» **Task brief**
Filter the data below for the string "this" and copy each matching line.
--- Begin Task material ---
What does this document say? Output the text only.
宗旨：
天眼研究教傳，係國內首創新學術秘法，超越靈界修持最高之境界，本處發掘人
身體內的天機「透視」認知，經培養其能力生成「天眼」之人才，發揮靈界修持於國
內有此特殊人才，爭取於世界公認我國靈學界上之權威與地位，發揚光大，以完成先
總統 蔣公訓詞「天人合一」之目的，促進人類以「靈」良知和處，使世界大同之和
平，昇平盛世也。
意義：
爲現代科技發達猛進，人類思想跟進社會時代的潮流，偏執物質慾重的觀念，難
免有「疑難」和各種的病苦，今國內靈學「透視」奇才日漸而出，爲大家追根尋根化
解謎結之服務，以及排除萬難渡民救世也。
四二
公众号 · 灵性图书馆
--- End Task material ---
--- Begin Task material ---
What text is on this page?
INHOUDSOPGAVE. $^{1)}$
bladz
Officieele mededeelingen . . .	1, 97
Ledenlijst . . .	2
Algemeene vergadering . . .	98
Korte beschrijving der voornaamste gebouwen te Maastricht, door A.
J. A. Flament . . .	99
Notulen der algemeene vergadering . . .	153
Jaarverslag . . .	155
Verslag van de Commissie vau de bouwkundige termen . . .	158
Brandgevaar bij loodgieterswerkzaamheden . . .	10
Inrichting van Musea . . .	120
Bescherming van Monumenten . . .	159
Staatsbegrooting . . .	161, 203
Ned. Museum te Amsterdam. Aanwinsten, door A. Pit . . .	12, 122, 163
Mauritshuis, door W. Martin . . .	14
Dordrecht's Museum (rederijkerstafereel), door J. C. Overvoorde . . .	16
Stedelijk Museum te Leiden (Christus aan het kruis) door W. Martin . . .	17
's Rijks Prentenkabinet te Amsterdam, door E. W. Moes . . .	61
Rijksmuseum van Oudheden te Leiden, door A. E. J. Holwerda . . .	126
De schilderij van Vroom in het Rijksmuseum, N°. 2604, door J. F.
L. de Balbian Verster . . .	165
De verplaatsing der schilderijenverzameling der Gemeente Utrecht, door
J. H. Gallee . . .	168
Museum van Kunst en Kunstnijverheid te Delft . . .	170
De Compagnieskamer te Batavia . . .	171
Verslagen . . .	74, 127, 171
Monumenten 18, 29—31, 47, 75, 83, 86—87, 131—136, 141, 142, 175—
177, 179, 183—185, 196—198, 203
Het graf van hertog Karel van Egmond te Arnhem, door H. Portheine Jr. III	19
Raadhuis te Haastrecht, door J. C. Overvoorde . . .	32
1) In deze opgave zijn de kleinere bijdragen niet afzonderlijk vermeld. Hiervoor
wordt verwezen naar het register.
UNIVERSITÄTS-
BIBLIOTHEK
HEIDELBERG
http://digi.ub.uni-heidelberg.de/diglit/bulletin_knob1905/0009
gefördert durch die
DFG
--- End Task material ---
» **Final answer**
What does this document say? Output the text only.
What text is on this page?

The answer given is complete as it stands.